Data records
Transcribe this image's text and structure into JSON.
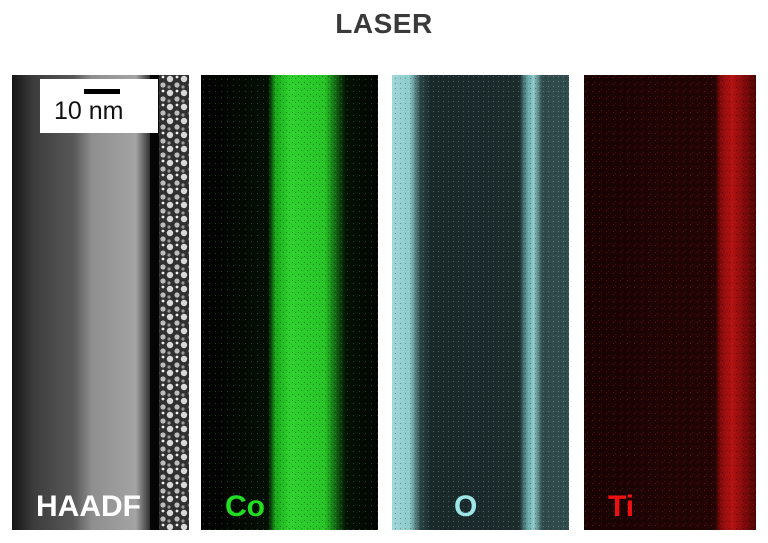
{
  "title": "LASER",
  "panels": [
    {
      "label": "HAADF",
      "label_color": "#ffffff"
    },
    {
      "label": "Co",
      "label_color": "#22dd22"
    },
    {
      "label": "O",
      "label_color": "#9ee6e8"
    },
    {
      "label": "Ti",
      "label_color": "#ee1111"
    }
  ],
  "scale_bar": {
    "label": "10 nm"
  }
}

What is expected
Set down the material above as is, without any pictures.

Result
Transcribe this image's text and structure into JSON.
{
  "title": "LASER",
  "panels": [
    {
      "label": "HAADF",
      "label_color": "#ffffff"
    },
    {
      "label": "Co",
      "label_color": "#22dd22"
    },
    {
      "label": "O",
      "label_color": "#9ee6e8"
    },
    {
      "label": "Ti",
      "label_color": "#ee1111"
    }
  ],
  "scale_bar": {
    "label": "10 nm"
  }
}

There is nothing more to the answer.